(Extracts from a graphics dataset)

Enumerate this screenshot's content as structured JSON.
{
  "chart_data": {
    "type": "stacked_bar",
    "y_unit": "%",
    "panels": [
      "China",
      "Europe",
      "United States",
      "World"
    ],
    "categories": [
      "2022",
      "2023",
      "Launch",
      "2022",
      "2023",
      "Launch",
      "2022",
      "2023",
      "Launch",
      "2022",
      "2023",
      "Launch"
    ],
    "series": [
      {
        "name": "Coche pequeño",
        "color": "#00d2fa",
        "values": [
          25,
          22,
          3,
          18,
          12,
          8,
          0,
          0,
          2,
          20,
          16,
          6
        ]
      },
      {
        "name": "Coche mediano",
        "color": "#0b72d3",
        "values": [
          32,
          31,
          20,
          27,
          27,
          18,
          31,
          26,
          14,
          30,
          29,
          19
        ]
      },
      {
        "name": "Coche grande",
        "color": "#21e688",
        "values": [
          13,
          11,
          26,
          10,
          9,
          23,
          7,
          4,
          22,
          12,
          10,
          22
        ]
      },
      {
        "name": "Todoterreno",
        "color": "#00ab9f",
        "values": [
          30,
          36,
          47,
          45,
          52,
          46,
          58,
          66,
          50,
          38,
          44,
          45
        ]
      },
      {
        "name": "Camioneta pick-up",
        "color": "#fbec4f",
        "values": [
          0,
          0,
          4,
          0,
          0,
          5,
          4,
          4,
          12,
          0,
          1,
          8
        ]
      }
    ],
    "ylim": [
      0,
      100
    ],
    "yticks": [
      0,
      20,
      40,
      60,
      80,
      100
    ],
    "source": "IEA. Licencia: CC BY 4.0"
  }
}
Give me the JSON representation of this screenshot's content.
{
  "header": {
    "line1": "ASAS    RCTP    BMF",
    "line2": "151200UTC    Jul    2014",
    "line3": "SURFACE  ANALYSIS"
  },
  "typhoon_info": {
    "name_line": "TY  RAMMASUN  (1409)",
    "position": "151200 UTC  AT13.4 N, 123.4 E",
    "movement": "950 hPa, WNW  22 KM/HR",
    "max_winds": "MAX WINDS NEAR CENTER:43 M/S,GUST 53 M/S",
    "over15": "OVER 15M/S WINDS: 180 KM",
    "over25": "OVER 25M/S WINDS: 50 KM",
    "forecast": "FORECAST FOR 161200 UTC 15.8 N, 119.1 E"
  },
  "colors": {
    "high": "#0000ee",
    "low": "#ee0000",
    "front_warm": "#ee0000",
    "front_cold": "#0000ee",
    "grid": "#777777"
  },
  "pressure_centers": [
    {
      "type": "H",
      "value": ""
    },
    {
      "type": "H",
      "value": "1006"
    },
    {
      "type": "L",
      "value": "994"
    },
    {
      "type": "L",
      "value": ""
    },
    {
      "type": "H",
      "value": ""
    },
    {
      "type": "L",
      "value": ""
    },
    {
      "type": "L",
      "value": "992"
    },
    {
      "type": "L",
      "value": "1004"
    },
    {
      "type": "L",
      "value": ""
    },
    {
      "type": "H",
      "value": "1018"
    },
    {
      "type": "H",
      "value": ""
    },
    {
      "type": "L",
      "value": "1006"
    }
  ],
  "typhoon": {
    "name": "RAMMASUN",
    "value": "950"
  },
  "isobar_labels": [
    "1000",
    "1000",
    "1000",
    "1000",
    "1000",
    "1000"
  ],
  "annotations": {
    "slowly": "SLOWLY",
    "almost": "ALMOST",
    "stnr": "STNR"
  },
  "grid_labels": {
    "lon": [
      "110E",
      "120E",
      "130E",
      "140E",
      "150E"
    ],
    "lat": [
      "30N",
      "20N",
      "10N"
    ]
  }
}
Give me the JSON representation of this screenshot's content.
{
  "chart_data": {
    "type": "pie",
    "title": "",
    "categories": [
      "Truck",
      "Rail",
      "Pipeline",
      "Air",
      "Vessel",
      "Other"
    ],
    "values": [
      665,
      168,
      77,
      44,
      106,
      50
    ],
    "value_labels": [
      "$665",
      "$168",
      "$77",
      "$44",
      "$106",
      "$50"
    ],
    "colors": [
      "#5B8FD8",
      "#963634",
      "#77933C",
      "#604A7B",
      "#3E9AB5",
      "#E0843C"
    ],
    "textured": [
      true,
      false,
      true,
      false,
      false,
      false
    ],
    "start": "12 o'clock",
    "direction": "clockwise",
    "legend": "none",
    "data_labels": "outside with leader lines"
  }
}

TASK DIRECTIONS — Copy out the material word for word and line for line.

FINAL RESULT —
Enumerate this screenshot's content as structured JSON.
{
  "chart_data": {
    "type": "stacked_bar",
    "y_unit": "%",
    "panels": [
      "China",
      "Europe",
      "United States",
      "World"
    ],
    "categories": [
      "2022",
      "2023",
      "Launch",
      "2022",
      "2023",
      "Launch",
      "2022",
      "2023",
      "Launch",
      "2022",
      "2023",
      "Launch"
    ],
    "series": [
      {
        "name": "Coche pequeño",
        "color": "#00d2fa",
        "values": [
          25,
          22,
          3,
          18,
          12,
          8,
          0,
          0,
          2,
          20,
          16,
          6
        ]
      },
      {
        "name": "Coche mediano",
        "color": "#0b72d3",
        "values": [
          32,
          31,
          20,
          27,
          27,
          18,
          31,
          26,
          14,
          30,
          29,
          19
        ]
      },
      {
        "name": "Coche grande",
        "color": "#21e688",
        "values": [
          13,
          11,
          26,
          10,
          9,
          23,
          7,
          4,
          22,
          12,
          10,
          22
        ]
      },
      {
        "name": "Todoterreno",
        "color": "#00ab9f",
        "values": [
          30,
          36,
          47,
          45,
          52,
          46,
          58,
          66,
          50,
          38,
          44,
          45
        ]
      },
      {
        "name": "Camioneta pick-up",
        "color": "#fbec4f",
        "values": [
          0,
          0,
          4,
          0,
          0,
          5,
          4,
          4,
          12,
          0,
          1,
          8
        ]
      }
    ],
    "ylim": [
      0,
      100
    ],
    "yticks": [
      0,
      20,
      40,
      60,
      80,
      100
    ],
    "source": "IEA. Licencia: CC BY 4.0"
  }
}
Give me the JSON representation of this screenshot's content.
{
  "header": {
    "line1": "ASAS    RCTP    BMF",
    "line2": "151200UTC    Jul    2014",
    "line3": "SURFACE  ANALYSIS"
  },
  "typhoon_info": {
    "name_line": "TY  RAMMASUN  (1409)",
    "position": "151200 UTC  AT13.4 N, 123.4 E",
    "movement": "950 hPa, WNW  22 KM/HR",
    "max_winds": "MAX WINDS NEAR CENTER:43 M/S,GUST 53 M/S",
    "over15": "OVER 15M/S WINDS: 180 KM",
    "over25": "OVER 25M/S WINDS: 50 KM",
    "forecast": "FORECAST FOR 161200 UTC 15.8 N, 119.1 E"
  },
  "colors": {
    "high": "#0000ee",
    "low": "#ee0000",
    "front_warm": "#ee0000",
    "front_cold": "#0000ee",
    "grid": "#777777"
  },
  "pressure_centers": [
    {
      "type": "H",
      "value": ""
    },
    {
      "type": "H",
      "value": "1006"
    },
    {
      "type": "L",
      "value": "994"
    },
    {
      "type": "L",
      "value": ""
    },
    {
      "type": "H",
      "value": ""
    },
    {
      "type": "L",
      "value": ""
    },
    {
      "type": "L",
      "value": "992"
    },
    {
      "type": "L",
      "value": "1004"
    },
    {
      "type": "L",
      "value": ""
    },
    {
      "type": "H",
      "value": "1018"
    },
    {
      "type": "H",
      "value": ""
    },
    {
      "type": "L",
      "value": "1006"
    }
  ],
  "typhoon": {
    "name": "RAMMASUN",
    "value": "950"
  },
  "isobar_labels": [
    "1000",
    "1000",
    "1000",
    "1000",
    "1000",
    "1000"
  ],
  "annotations": {
    "slowly": "SLOWLY",
    "almost": "ALMOST",
    "stnr": "STNR"
  },
  "grid_labels": {
    "lon": [
      "110E",
      "120E",
      "130E",
      "140E",
      "150E"
    ],
    "lat": [
      "30N",
      "20N",
      "10N"
    ]
  }
}
Give me the JSON representation of this screenshot's content.
{
  "chart_data": {
    "type": "pie",
    "title": "",
    "categories": [
      "Truck",
      "Rail",
      "Pipeline",
      "Air",
      "Vessel",
      "Other"
    ],
    "values": [
      665,
      168,
      77,
      44,
      106,
      50
    ],
    "value_labels": [
      "$665",
      "$168",
      "$77",
      "$44",
      "$106",
      "$50"
    ],
    "colors": [
      "#5B8FD8",
      "#963634",
      "#77933C",
      "#604A7B",
      "#3E9AB5",
      "#E0843C"
    ],
    "textured": [
      true,
      false,
      true,
      false,
      false,
      false
    ],
    "start": "12 o'clock",
    "direction": "clockwise",
    "legend": "none",
    "data_labels": "outside with leader lines"
  }
}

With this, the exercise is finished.